### Provided passage
----

Let’s keep the *labels fixed* and only change the *quality of the scores*.
A random scoring function should have AP close to the prevalence $\pi$.
As the ranking improves, the PR curve bends upward and AP increases.


In [None]:
n = 3000
prevalence = 0.05
y_sim = (rng.random(n) < prevalence).astype(int)

scores_random = rng.normal(size=n)
scores_some_signal = 2.0 * y_sim + rng.normal(scale=1.0, size=n)
scores_almost_perfect = y_sim + 0.001 * rng.normal(size=n)

models = {
    "random": scores_random,
    "some signal": scores_some_signal,
    "almost perfect": scores_almost_perfect,
}

fig = go.Figure()

for name, scores in models.items():
    prec, rec, _ = precision_recall_curve_np(y_sim, scores)
    ap = average_precision_score_np(y_sim, scores)
    fig.add_trace(
        go.Scatter(
            x=rec,
            y=prec,
            mode="lines",
            line_shape="hv",
            name=f"{name} (AP={ap:.3f})",
        )
    )

fig.add_trace(
    go.Scatter(
        x=[0, 1],
        y=[prevalence, prevalence],
        mode="lines",
        line=dict(dash="dash", color="gray"),
        name=f"baseline prevalence={prevalence:.3f}",
    )
)

fig.update_layout(
    title="PR curves for different score qualities (same labels)",
    xaxis_title="Recall",
    yaxis_title="Precision",
    xaxis=dict(range=[0, 1.02]),
    yaxis=dict(range=[0, 1.02]),
)

fig

## 5) Practical usage (`sklearn`)

For binary classification you should pass **scores**, not hard labels:
- `y_true`: 0/1 labels
- `y_score`: probability for the positive class, or a decision score (any real-valued ranking signal)

In multilabel settings, `average_precision_score` supports `average={"micro","macro","weighted","samples"}`.
Conceptually it computes AP per label (one-vs-rest) and then combines them.


In [None]:
# scikit-learn comparison (binary)
ap_np = average_precision_score_np(y_sim, scores_some_signal)
ap_sk = sk_average_precision_score(y_sim, scores_some_signal)

prec_sk, rec_sk, thr_sk = sk_precision_recall_curve(y_sim, scores_some_signal)
# sklearn returns recall in decreasing order; reverse for plotting
prec_sk_inc = prec_sk[::-1]
rec_sk_inc = rec_sk[::-1]

fig = go.Figure()
fig.add_trace(
    go.Scatter(
        x=rec_sk_inc,
        y=prec_sk_inc,
        mode="lines",
        line_shape="hv",
        name="sklearn precision_recall_curve",
    )
)

----

### Given exercise A
Translate this sentence from the notebook excerpt on precision-recall curves into French: "As the ranking improves, the PR curve bends upward and AP increases."
The entries that follow have nothing to do with the notebook excerpt on precision-recall curves.

### Data for processing
----

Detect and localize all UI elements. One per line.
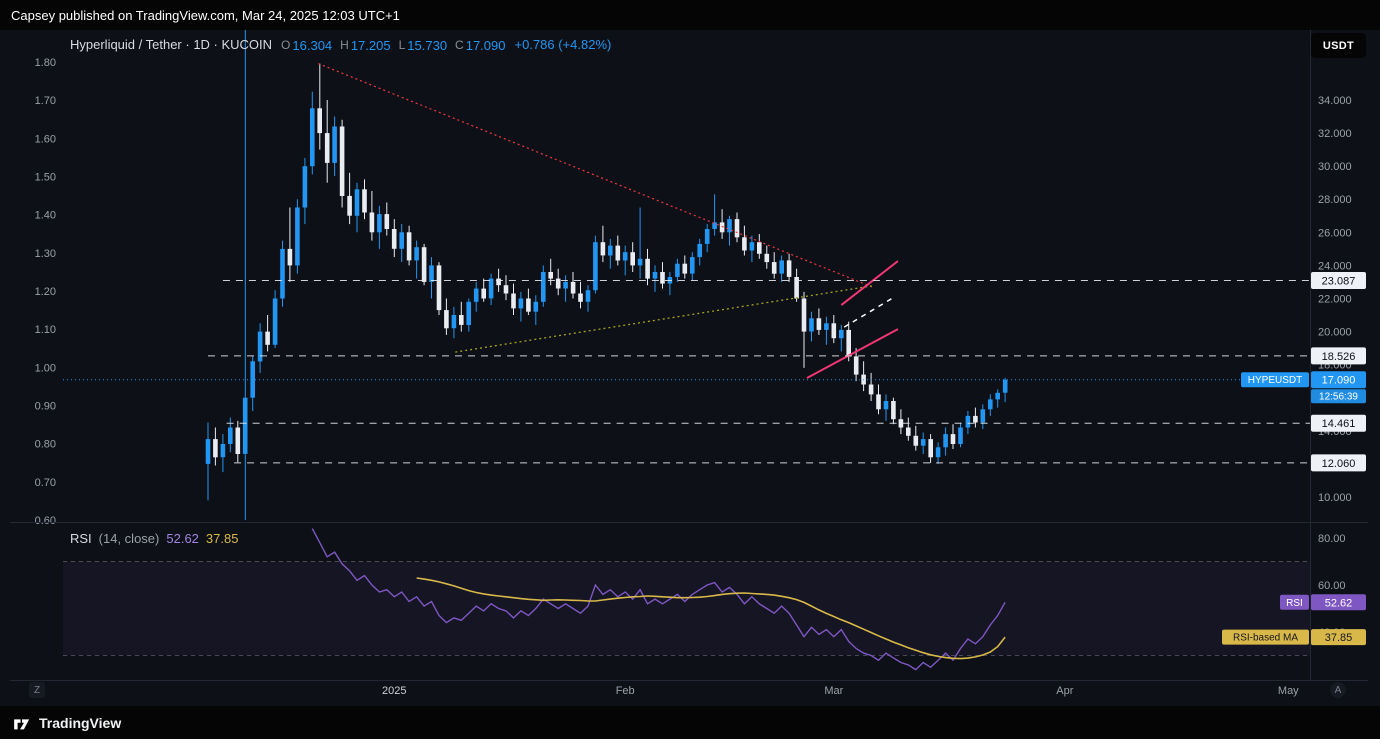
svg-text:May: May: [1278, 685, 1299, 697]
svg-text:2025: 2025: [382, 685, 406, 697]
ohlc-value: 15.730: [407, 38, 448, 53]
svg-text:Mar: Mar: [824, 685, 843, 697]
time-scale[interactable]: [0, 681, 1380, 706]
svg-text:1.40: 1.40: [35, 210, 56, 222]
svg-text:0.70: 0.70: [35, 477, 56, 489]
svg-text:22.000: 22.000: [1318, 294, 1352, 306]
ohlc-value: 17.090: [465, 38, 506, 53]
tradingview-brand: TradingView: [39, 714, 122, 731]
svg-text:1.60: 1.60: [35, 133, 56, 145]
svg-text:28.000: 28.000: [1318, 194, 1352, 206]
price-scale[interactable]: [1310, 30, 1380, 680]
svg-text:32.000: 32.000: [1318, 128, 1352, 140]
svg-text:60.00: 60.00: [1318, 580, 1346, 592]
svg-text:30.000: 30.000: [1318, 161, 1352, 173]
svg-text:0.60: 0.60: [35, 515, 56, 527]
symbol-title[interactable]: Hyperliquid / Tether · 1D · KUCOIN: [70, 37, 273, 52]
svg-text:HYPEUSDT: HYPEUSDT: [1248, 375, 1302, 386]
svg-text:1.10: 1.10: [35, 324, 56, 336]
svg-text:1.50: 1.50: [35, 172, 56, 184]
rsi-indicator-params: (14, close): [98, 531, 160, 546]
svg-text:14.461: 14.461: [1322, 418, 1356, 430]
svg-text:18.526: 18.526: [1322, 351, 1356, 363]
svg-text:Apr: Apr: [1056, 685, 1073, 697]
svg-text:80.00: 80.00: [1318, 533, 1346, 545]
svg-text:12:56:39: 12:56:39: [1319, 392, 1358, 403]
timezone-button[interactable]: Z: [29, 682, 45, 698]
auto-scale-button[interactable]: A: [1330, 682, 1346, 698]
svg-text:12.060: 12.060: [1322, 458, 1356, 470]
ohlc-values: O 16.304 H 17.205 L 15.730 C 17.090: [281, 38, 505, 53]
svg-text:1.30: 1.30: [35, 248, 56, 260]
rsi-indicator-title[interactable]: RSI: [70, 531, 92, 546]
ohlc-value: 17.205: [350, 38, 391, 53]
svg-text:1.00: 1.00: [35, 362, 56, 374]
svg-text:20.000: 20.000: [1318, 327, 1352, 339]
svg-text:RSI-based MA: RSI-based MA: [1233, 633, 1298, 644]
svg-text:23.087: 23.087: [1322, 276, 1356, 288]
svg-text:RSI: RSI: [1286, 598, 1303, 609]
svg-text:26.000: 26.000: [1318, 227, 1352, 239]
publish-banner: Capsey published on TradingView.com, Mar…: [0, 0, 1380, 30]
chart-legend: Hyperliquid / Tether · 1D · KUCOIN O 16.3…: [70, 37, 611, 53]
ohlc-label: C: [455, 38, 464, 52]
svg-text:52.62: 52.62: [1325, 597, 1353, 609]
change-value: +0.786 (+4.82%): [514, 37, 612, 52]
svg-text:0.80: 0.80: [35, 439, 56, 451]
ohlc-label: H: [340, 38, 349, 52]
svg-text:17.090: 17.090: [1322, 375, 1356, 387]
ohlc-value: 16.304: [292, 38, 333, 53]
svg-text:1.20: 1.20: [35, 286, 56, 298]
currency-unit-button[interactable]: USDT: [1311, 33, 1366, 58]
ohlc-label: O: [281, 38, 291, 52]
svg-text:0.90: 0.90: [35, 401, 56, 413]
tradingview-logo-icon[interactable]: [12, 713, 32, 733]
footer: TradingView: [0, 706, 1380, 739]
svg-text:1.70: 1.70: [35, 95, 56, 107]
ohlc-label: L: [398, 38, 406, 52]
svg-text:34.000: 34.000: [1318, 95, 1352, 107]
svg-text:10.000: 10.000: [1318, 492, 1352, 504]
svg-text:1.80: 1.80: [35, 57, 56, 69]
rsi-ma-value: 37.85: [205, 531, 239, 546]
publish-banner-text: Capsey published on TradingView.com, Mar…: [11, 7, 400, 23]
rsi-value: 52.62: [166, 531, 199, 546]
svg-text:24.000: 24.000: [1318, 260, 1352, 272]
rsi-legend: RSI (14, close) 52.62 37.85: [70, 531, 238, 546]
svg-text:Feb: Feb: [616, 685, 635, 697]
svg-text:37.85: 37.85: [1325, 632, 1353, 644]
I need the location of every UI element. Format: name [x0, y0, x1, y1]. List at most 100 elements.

----

### Given exercise B
Recast the entries as a JSON list of strings, one string per line, skipping blank lines. Include only everything from the line containing "svg-text:May: May: [1278, 685, 1299, 697]" down to the line containing "ohlc-value: 17.090: [465, 38, 506, 53]".

### Task response A
À mesure que le classement s'améliore, la courbe PR s'incurve vers le haut et l'AP augmente.

### Task response B
[
  "svg-text:May: May: [1278, 685, 1299, 697]",
  "svg-text:2025: 2025: [382, 685, 406, 697]",
  "ohlc-value: 15.730: [407, 38, 448, 53]",
  "svg-text:Mar: Mar: [824, 685, 843, 697]",
  "time-scale[interactable]: [0, 681, 1380, 706]",
  "svg-text:1.40: 1.40: [35, 210, 56, 222]",
  "svg-text:0.70: 0.70: [35, 477, 56, 489]",
  "svg-text:22.000: 22.000: [1318, 294, 1352, 306]",
  "ohlc-value: 17.090: [465, 38, 506, 53]"
]